== What the task requires ==
All entries must be repeated exactly; do not include the pictures.

[Saved data entries]
━━━━━━━━━━━━━━━━

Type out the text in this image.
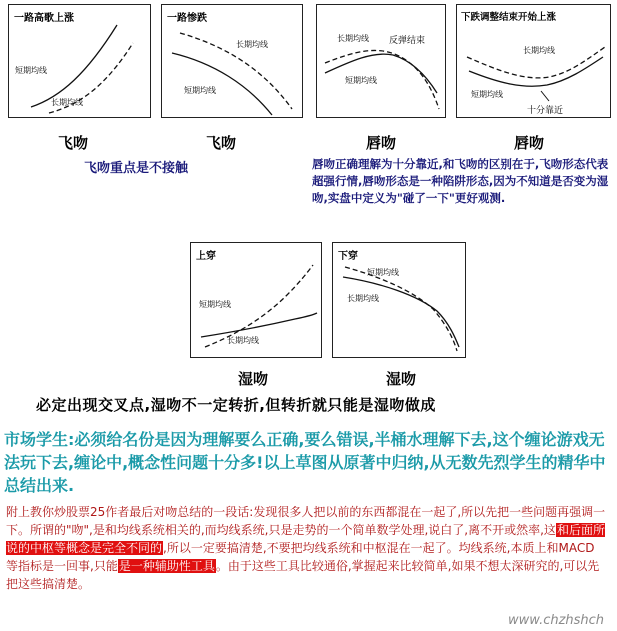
一路高歌上涨
短期均线
长期均线
一路惨跌
长期均线
短期均线
长期均线 反弹结束
短期均线
下跌调整结束开始上涨
长期均线
短期均线
十分靠近
飞吻	飞吻	唇吻	唇吻
飞吻重点是不接触	唇吻正确理解为十分靠近,和飞吻的区别在于,飞吻形态代表超强行情,唇吻形态是一种陷阱形态,因为不知道是否变为湿吻,实盘中定义为"碰了一下"更好观测.
上穿
短期均线
长期均线
下穿
短期均线
长期均线
湿吻	湿吻
必定出现交叉点,湿吻不一定转折,但转折就只能是湿吻做成
市场学生:必须给名份是因为理解要么正确,要么错误,半桶水理解下去,这个缠论游戏无法玩下去,缠论中,概念性问题十分多!以上草图从原著中归纳,从无数先烈学生的精华中总结出来.
附上教你炒股票25作者最后对吻总结的一段话:发现很多人把以前的东西都混在一起了,所以先把一些问题再强调一下。所谓的"吻",是和均线系统相关的,而均线系统,只是走势的一个简单数学处理,说白了,离不开或然率,这和后面所说的中枢等概念是完全不同的,所以一定要搞清楚,不要把均线系统和中枢混在一起了。均线系统,本质上和MACD等指标是一回事,只能是一种辅助性工具。由于这些工具比较通俗,掌握起来比较简单,如果不想太深研究的,可以先把这些搞清楚。
www.chzhshch
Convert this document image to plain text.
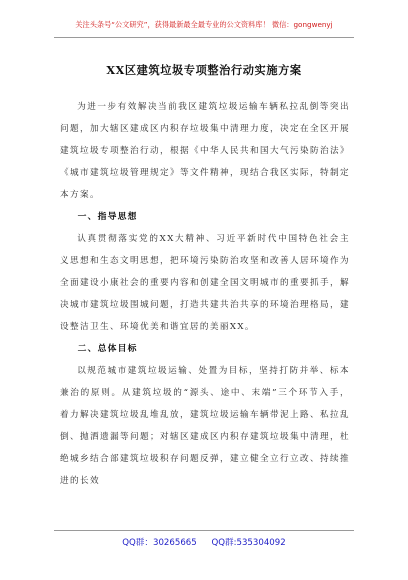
关注头条号“公文研究”，获得最新最全最专业的公文资料库！ 微信：gongwenyj
XX区建筑垃圾专项整治行动实施方案

为进一步有效解决当前我区建筑垃圾运输车辆私拉乱倒等突出问题，加大辖区建成区内积存垃圾集中清理力度，决定在全区开展建筑垃圾专项整治行动，根据《中华人民共和国大气污染防治法》《城市建筑垃圾管理规定》等文件精神，现结合我区实际，特制定本方案。

一、指导思想

认真贯彻落实党的XX大精神、习近平新时代中国特色社会主义思想和生态文明思想，把环境污染防治攻坚和改善人居环境作为全面建设小康社会的重要内容和创建全国文明城市的重要抓手，解决城市建筑垃圾围城问题，打造共建共治共享的环境治理格局，建设整洁卫生、环境优美和谐宜居的美丽XX。

二、总体目标

以规范城市建筑垃圾运输、处置为目标，坚持打防并举、标本兼治的原则。从建筑垃圾的“源头、途中、末端”三个环节入手，着力解决建筑垃圾乱堆乱放，建筑垃圾运输车辆带泥上路、私拉乱倒、抛洒遗漏等问题；对辖区建成区内积存建筑垃圾集中清理，杜绝城乡结合部建筑垃圾积存问题反弹，建立健全立行立改、持续推进的长效

QQ群：30265665 QQ群:535304092
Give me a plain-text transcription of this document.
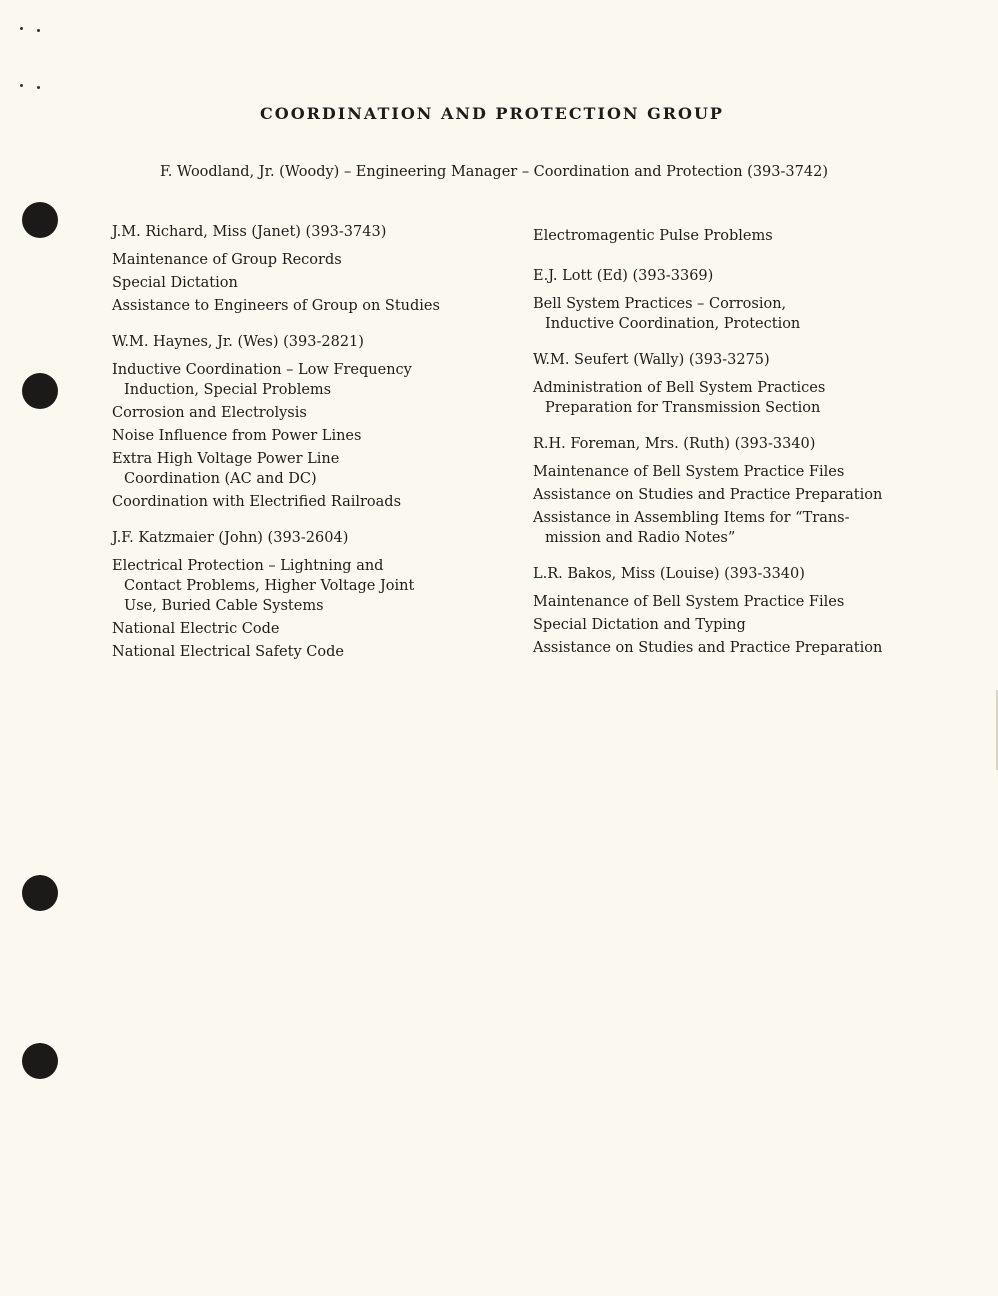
COORDINATION AND PROTECTION GROUP
F. Woodland, Jr. (Woody) – Engineering Manager – Coordination and Protection (393-3742)
J.M. Richard, Miss (Janet) (393-3743)
Maintenance of Group Records
Special Dictation
Assistance to Engineers of Group on Studies
W.M. Haynes, Jr. (Wes) (393-2821)
Inductive Coordination – Low Frequency
Induction, Special Problems
Corrosion and Electrolysis
Noise Influence from Power Lines
Extra High Voltage Power Line
Coordination (AC and DC)
Coordination with Electrified Railroads
J.F. Katzmaier (John) (393-2604)
Electrical Protection – Lightning and
Contact Problems, Higher Voltage Joint
Use, Buried Cable Systems
National Electric Code
National Electrical Safety Code
Electromagentic Pulse Problems
E.J. Lott (Ed) (393-3369)
Bell System Practices – Corrosion,
Inductive Coordination, Protection
W.M. Seufert (Wally) (393-3275)
Administration of Bell System Practices
Preparation for Transmission Section
R.H. Foreman, Mrs. (Ruth) (393-3340)
Maintenance of Bell System Practice Files
Assistance on Studies and Practice Preparation
Assistance in Assembling Items for “Trans-
mission and Radio Notes”
L.R. Bakos, Miss (Louise) (393-3340)
Maintenance of Bell System Practice Files
Special Dictation and Typing
Assistance on Studies and Practice Preparation
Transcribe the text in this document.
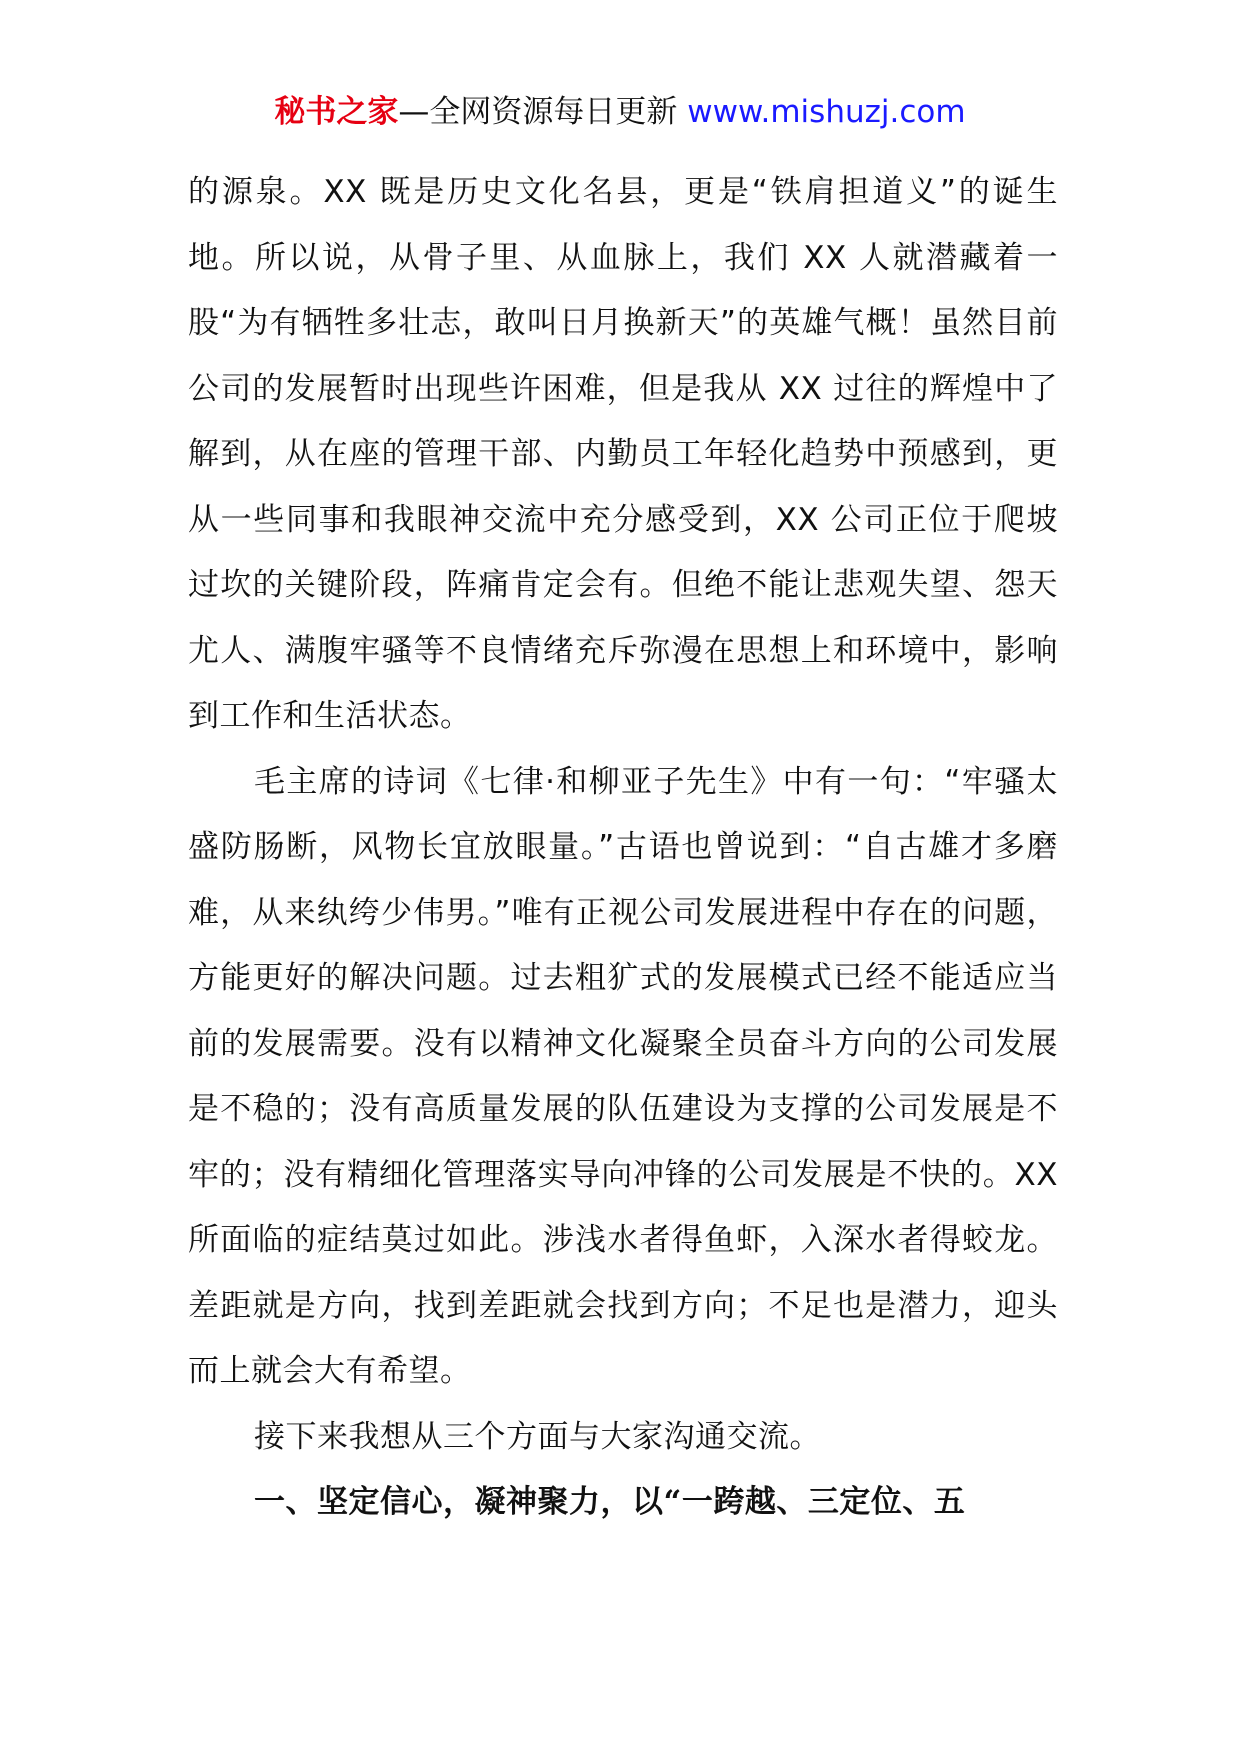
秘书之家—全网资源每日更新 www.mishuzj.com

的源泉。XX 既是历史文化名县，更是“铁肩担道义”的诞生地。所以说，从骨子里、从血脉上，我们 XX 人就潜藏着一股“为有牺牲多壮志，敢叫日月换新天”的英雄气概！虽然目前公司的发展暂时出现些许困难，但是我从 XX 过往的辉煌中了解到，从在座的管理干部、内勤员工年轻化趋势中预感到，更从一些同事和我眼神交流中充分感受到，XX 公司正位于爬坡过坎的关键阶段，阵痛肯定会有。但绝不能让悲观失望、怨天尤人、满腹牢骚等不良情绪充斥弥漫在思想上和环境中，影响到工作和生活状态。

毛主席的诗词《七律·和柳亚子先生》中有一句：“牢骚太盛防肠断，风物长宜放眼量。”古语也曾说到：“自古雄才多磨难，从来纨绔少伟男。”唯有正视公司发展进程中存在的问题，方能更好的解决问题。过去粗犷式的发展模式已经不能适应当前的发展需要。没有以精神文化凝聚全员奋斗方向的公司发展是不稳的；没有高质量发展的队伍建设为支撑的公司发展是不牢的；没有精细化管理落实导向冲锋的公司发展是不快的。XX 所面临的症结莫过如此。涉浅水者得鱼虾，入深水者得蛟龙。差距就是方向，找到差距就会找到方向；不足也是潜力，迎头而上就会大有希望。

接下来我想从三个方面与大家沟通交流。

一、坚定信心，凝神聚力，以“一跨越、三定位、五
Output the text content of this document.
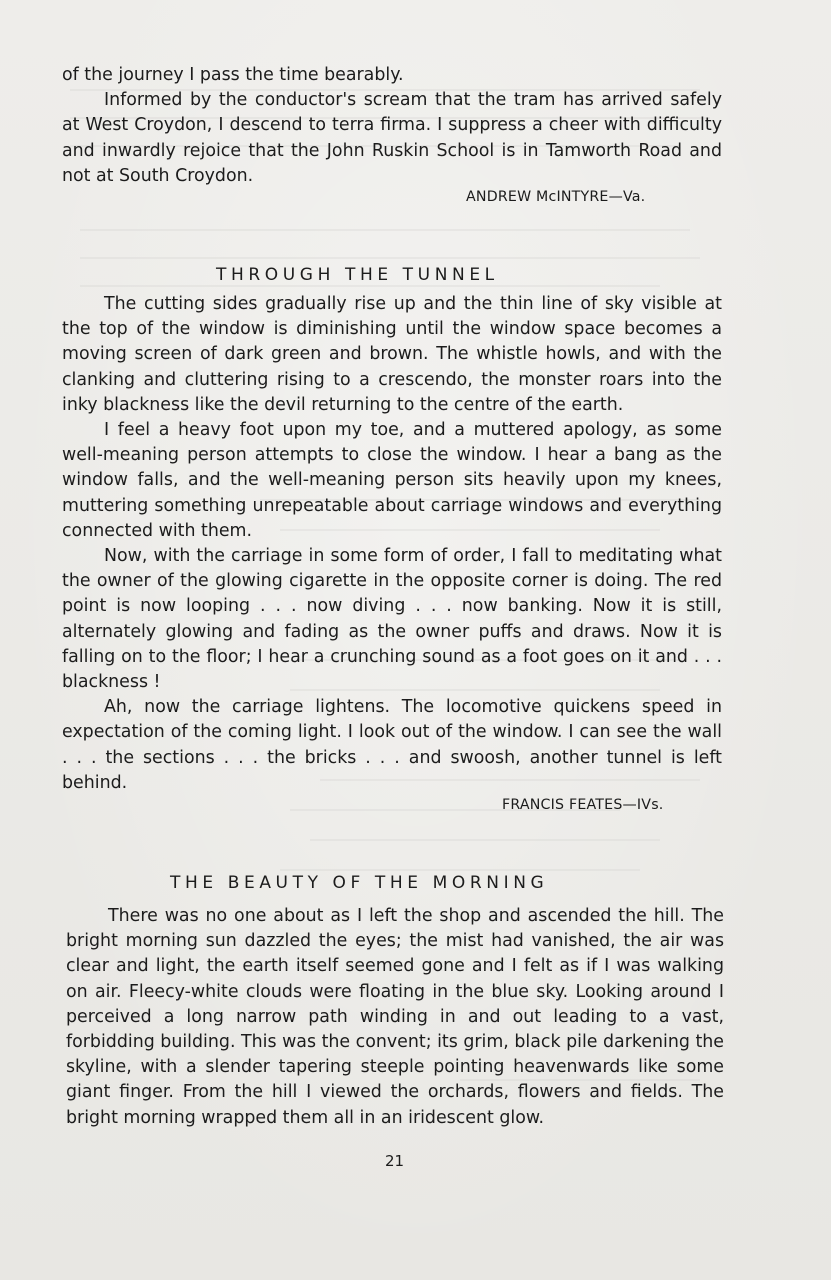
of the journey I pass the time bearably.

Informed by the conductor's scream that the tram has arrived safely at West Croydon, I descend to terra firma. I suppress a cheer with difficulty and inwardly rejoice that the John Ruskin School is in Tamworth Road and not at South Croydon.

ANDREW McINTYRE—Va.
THROUGH THE TUNNEL

The cutting sides gradually rise up and the thin line of sky visible at the top of the window is diminishing until the window space becomes a moving screen of dark green and brown. The whistle howls, and with the clanking and cluttering rising to a crescendo, the monster roars into the inky blackness like the devil returning to the centre of the earth.

I feel a heavy foot upon my toe, and a muttered apology, as some well-meaning person attempts to close the window. I hear a bang as the window falls, and the well-meaning person sits heavily upon my knees, muttering something unrepeatable about carriage windows and everything connected with them.

Now, with the carriage in some form of order, I fall to meditating what the owner of the glowing cigarette in the opposite corner is doing. The red point is now looping . . . now diving . . . now banking. Now it is still, alternately glowing and fading as the owner puffs and draws. Now it is falling on to the floor; I hear a crunching sound as a foot goes on it and . . . blackness !

Ah, now the carriage lightens. The locomotive quickens speed in expectation of the coming light. I look out of the window. I can see the wall . . . the sections . . . the bricks . . . and swoosh, another tunnel is left behind.

FRANCIS FEATES—IVs.
THE BEAUTY OF THE MORNING

There was no one about as I left the shop and ascended the hill. The bright morning sun dazzled the eyes; the mist had vanished, the air was clear and light, the earth itself seemed gone and I felt as if I was walking on air. Fleecy-white clouds were floating in the blue sky. Looking around I perceived a long narrow path winding in and out leading to a vast, forbidding building. This was the convent; its grim, black pile darkening the skyline, with a slender tapering steeple pointing heavenwards like some giant finger. From the hill I viewed the orchards, flowers and fields. The bright morning wrapped them all in an iridescent glow.

21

━━━━━━━━━━━━━━━━

== The response ==
Type out the text in this image.
一路高歌上涨
短期均线
长期均线
一路惨跌
长期均线
短期均线
长期均线 反弹结束
短期均线
下跌调整结束开始上涨
长期均线
短期均线
十分靠近
飞吻	飞吻	唇吻	唇吻
飞吻重点是不接触	唇吻正确理解为十分靠近,和飞吻的区别在于,飞吻形态代表超强行情,唇吻形态是一种陷阱形态,因为不知道是否变为湿吻,实盘中定义为"碰了一下"更好观测.
上穿
短期均线
长期均线
下穿
短期均线
长期均线
湿吻	湿吻
必定出现交叉点,湿吻不一定转折,但转折就只能是湿吻做成
市场学生:必须给名份是因为理解要么正确,要么错误,半桶水理解下去,这个缠论游戏无法玩下去,缠论中,概念性问题十分多!以上草图从原著中归纳,从无数先烈学生的精华中总结出来.
附上教你炒股票25作者最后对吻总结的一段话:发现很多人把以前的东西都混在一起了,所以先把一些问题再强调一下。所谓的"吻",是和均线系统相关的,而均线系统,只是走势的一个简单数学处理,说白了,离不开或然率,这和后面所说的中枢等概念是完全不同的,所以一定要搞清楚,不要把均线系统和中枢混在一起了。均线系统,本质上和MACD等指标是一回事,只能是一种辅助性工具。由于这些工具比较通俗,掌握起来比较简单,如果不想太深研究的,可以先把这些搞清楚。
www.chzhshch
Convert this document image to plain text.
关注头条号“公文研究”，获得最新最全最专业的公文资料库！ 微信：gongwenyj
XX区建筑垃圾专项整治行动实施方案

为进一步有效解决当前我区建筑垃圾运输车辆私拉乱倒等突出问题，加大辖区建成区内积存垃圾集中清理力度，决定在全区开展建筑垃圾专项整治行动，根据《中华人民共和国大气污染防治法》《城市建筑垃圾管理规定》等文件精神，现结合我区实际，特制定本方案。

一、指导思想

认真贯彻落实党的XX大精神、习近平新时代中国特色社会主义思想和生态文明思想，把环境污染防治攻坚和改善人居环境作为全面建设小康社会的重要内容和创建全国文明城市的重要抓手，解决城市建筑垃圾围城问题，打造共建共治共享的环境治理格局，建设整洁卫生、环境优美和谐宜居的美丽XX。

二、总体目标

以规范城市建筑垃圾运输、处置为目标，坚持打防并举、标本兼治的原则。从建筑垃圾的“源头、途中、末端”三个环节入手，着力解决建筑垃圾乱堆乱放，建筑垃圾运输车辆带泥上路、私拉乱倒、抛洒遗漏等问题；对辖区建成区内积存建筑垃圾集中清理，杜绝城乡结合部建筑垃圾积存问题反弹，建立健全立行立改、持续推进的长效

QQ群：30265665 QQ群:535304092
Give me a plain-text transcription of this document.
COORDINATION AND PROTECTION GROUP
F. Woodland, Jr. (Woody) – Engineering Manager – Coordination and Protection (393-3742)
J.M. Richard, Miss (Janet) (393-3743)
Maintenance of Group Records
Special Dictation
Assistance to Engineers of Group on Studies
W.M. Haynes, Jr. (Wes) (393-2821)
Inductive Coordination – Low Frequency
Induction, Special Problems
Corrosion and Electrolysis
Noise Influence from Power Lines
Extra High Voltage Power Line
Coordination (AC and DC)
Coordination with Electrified Railroads
J.F. Katzmaier (John) (393-2604)
Electrical Protection – Lightning and
Contact Problems, Higher Voltage Joint
Use, Buried Cable Systems
National Electric Code
National Electrical Safety Code
Electromagentic Pulse Problems
E.J. Lott (Ed) (393-3369)
Bell System Practices – Corrosion,
Inductive Coordination, Protection
W.M. Seufert (Wally) (393-3275)
Administration of Bell System Practices
Preparation for Transmission Section
R.H. Foreman, Mrs. (Ruth) (393-3340)
Maintenance of Bell System Practice Files
Assistance on Studies and Practice Preparation
Assistance in Assembling Items for “Trans-
mission and Radio Notes”
L.R. Bakos, Miss (Louise) (393-3340)
Maintenance of Bell System Practice Files
Special Dictation and Typing
Assistance on Studies and Practice Preparation
Transcribe the text in this document.
秘书之家—全网资源每日更新 www.mishuzj.com

的源泉。XX 既是历史文化名县，更是“铁肩担道义”的诞生地。所以说，从骨子里、从血脉上，我们 XX 人就潜藏着一股“为有牺牲多壮志，敢叫日月换新天”的英雄气概！虽然目前公司的发展暂时出现些许困难，但是我从 XX 过往的辉煌中了解到，从在座的管理干部、内勤员工年轻化趋势中预感到，更从一些同事和我眼神交流中充分感受到，XX 公司正位于爬坡过坎的关键阶段，阵痛肯定会有。但绝不能让悲观失望、怨天尤人、满腹牢骚等不良情绪充斥弥漫在思想上和环境中，影响到工作和生活状态。

毛主席的诗词《七律·和柳亚子先生》中有一句：“牢骚太盛防肠断，风物长宜放眼量。”古语也曾说到：“自古雄才多磨难，从来纨绔少伟男。”唯有正视公司发展进程中存在的问题，方能更好的解决问题。过去粗犷式的发展模式已经不能适应当前的发展需要。没有以精神文化凝聚全员奋斗方向的公司发展是不稳的；没有高质量发展的队伍建设为支撑的公司发展是不牢的；没有精细化管理落实导向冲锋的公司发展是不快的。XX 所面临的症结莫过如此。涉浅水者得鱼虾，入深水者得蛟龙。差距就是方向，找到差距就会找到方向；不足也是潜力，迎头而上就会大有希望。

接下来我想从三个方面与大家沟通交流。

一、坚定信心，凝神聚力，以“一跨越、三定位、五
Output the text content of this document.
of the journey I pass the time bearably.

Informed by the conductor's scream that the tram has arrived safely at West Croydon, I descend to terra firma. I suppress a cheer with difficulty and inwardly rejoice that the John Ruskin School is in Tamworth Road and not at South Croydon.

ANDREW McINTYRE—Va.
THROUGH THE TUNNEL

The cutting sides gradually rise up and the thin line of sky visible at the top of the window is diminishing until the window space becomes a moving screen of dark green and brown. The whistle howls, and with the clanking and cluttering rising to a crescendo, the monster roars into the inky blackness like the devil returning to the centre of the earth.

I feel a heavy foot upon my toe, and a muttered apology, as some well-meaning person attempts to close the window. I hear a bang as the window falls, and the well-meaning person sits heavily upon my knees, muttering something unrepeatable about carriage windows and everything connected with them.

Now, with the carriage in some form of order, I fall to meditating what the owner of the glowing cigarette in the opposite corner is doing. The red point is now looping . . . now diving . . . now banking. Now it is still, alternately glowing and fading as the owner puffs and draws. Now it is falling on to the floor; I hear a crunching sound as a foot goes on it and . . . blackness !

Ah, now the carriage lightens. The locomotive quickens speed in expectation of the coming light. I look out of the window. I can see the wall . . . the sections . . . the bricks . . . and swoosh, another tunnel is left behind.

FRANCIS FEATES—IVs.
THE BEAUTY OF THE MORNING

There was no one about as I left the shop and ascended the hill. The bright morning sun dazzled the eyes; the mist had vanished, the air was clear and light, the earth itself seemed gone and I felt as if I was walking on air. Fleecy-white clouds were floating in the blue sky. Looking around I perceived a long narrow path winding in and out leading to a vast, forbidding building. This was the convent; its grim, black pile darkening the skyline, with a slender tapering steeple pointing heavenwards like some giant finger. From the hill I viewed the orchards, flowers and fields. The bright morning wrapped them all in an iridescent glow.

21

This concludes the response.